── Supplied records

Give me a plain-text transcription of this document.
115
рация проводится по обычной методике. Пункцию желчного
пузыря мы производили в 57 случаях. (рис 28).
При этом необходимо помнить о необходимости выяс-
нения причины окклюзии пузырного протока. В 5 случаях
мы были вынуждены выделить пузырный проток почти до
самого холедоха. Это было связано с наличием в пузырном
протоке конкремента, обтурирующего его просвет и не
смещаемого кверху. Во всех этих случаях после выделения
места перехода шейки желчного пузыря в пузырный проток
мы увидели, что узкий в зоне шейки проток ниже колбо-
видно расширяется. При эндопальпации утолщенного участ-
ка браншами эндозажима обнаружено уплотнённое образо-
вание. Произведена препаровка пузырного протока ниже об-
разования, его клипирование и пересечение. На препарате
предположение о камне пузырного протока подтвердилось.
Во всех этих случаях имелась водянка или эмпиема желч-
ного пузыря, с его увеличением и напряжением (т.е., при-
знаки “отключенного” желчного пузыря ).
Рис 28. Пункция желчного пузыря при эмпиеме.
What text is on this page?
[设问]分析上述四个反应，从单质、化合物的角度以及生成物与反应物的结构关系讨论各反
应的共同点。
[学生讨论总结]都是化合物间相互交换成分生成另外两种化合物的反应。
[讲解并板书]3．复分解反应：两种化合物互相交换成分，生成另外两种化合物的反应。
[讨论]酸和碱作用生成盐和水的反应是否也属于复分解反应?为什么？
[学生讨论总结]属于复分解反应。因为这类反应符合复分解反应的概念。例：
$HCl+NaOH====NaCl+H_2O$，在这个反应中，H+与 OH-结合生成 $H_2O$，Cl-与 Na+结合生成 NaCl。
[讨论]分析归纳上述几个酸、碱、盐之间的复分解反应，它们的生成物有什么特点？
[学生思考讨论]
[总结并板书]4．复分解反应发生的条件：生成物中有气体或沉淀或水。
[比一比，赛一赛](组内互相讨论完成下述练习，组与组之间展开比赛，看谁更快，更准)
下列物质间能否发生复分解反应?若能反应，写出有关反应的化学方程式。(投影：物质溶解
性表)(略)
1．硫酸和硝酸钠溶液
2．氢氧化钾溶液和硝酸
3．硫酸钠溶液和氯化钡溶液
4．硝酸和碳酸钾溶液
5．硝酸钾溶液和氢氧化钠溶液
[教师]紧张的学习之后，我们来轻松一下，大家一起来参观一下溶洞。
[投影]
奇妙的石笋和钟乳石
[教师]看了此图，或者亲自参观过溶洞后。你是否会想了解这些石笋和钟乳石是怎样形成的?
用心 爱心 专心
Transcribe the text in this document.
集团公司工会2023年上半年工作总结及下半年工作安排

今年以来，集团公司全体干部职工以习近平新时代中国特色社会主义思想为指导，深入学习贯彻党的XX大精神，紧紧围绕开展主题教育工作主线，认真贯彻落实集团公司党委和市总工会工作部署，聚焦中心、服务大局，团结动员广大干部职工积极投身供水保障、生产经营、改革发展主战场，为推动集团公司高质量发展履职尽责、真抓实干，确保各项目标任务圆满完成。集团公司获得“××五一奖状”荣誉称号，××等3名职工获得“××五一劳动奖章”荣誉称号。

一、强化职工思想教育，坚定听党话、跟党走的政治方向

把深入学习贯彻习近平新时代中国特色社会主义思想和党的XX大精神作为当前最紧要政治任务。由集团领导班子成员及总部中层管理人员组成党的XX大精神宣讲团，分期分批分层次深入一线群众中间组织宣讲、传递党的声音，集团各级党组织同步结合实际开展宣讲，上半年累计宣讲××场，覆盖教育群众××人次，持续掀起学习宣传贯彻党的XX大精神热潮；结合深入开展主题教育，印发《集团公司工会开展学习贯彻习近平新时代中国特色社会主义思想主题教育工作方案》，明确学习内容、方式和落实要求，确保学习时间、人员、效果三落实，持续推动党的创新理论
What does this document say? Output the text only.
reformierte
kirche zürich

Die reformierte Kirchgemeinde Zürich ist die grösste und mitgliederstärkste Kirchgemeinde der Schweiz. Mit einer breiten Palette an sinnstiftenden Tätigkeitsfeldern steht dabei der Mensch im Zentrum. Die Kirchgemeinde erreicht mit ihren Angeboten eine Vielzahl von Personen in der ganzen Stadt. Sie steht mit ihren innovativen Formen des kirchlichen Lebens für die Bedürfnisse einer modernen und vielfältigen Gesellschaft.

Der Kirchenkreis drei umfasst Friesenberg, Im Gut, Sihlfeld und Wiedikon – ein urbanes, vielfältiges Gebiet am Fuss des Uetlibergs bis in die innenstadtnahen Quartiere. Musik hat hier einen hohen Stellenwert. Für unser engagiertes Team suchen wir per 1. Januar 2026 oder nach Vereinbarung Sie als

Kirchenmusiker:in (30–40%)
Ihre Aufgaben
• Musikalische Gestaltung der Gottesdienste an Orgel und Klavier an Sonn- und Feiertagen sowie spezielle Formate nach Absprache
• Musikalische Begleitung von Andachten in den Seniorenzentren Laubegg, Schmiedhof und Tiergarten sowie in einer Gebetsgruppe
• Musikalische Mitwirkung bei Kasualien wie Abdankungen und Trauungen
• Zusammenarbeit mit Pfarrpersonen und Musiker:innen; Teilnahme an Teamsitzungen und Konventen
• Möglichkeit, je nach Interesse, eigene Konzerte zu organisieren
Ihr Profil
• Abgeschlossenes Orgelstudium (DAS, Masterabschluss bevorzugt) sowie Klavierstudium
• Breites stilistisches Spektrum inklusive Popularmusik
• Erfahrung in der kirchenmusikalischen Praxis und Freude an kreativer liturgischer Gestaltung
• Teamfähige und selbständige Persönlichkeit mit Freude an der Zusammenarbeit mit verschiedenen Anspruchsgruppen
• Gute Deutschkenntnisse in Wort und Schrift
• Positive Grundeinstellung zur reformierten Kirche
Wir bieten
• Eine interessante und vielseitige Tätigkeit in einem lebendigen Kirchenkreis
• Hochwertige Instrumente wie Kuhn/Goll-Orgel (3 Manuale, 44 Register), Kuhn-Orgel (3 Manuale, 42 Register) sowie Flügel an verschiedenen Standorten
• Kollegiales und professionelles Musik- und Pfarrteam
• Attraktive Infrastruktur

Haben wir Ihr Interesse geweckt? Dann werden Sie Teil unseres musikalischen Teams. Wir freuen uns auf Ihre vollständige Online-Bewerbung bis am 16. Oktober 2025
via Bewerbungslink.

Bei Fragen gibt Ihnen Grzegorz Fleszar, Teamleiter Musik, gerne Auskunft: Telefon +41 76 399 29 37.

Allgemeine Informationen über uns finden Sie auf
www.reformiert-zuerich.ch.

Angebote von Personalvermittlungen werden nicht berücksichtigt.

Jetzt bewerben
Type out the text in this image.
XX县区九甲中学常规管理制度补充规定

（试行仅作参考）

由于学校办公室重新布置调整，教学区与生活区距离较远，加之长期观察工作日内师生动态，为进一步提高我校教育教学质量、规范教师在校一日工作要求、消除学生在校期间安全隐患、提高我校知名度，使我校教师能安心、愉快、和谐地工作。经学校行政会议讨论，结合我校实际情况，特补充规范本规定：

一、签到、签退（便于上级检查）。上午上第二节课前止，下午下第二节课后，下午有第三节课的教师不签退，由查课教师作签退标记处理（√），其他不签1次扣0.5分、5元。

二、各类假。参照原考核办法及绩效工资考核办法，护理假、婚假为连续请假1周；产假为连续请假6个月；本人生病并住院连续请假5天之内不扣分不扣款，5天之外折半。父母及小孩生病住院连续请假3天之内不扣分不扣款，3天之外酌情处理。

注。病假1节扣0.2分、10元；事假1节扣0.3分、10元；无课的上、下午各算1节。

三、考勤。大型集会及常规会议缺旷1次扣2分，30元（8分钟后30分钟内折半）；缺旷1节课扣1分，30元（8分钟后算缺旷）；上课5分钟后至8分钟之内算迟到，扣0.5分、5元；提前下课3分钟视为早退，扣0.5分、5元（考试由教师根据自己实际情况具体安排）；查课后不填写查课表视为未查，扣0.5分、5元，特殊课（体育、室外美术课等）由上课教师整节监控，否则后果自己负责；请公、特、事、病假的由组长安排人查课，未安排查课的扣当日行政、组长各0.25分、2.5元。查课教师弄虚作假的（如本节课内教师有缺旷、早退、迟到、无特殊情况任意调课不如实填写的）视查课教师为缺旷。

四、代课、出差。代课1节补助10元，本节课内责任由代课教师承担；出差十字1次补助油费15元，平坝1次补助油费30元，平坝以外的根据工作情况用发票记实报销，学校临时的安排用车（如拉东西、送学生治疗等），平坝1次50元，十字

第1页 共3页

────

_Problem requirements_
Go through the records. Copy each line where "шейки" appears.

_Output_
места перехода шейки желчного пузыря в пузырный проток
мы увидели, что узкий в зоне шейки проток ниже колбо-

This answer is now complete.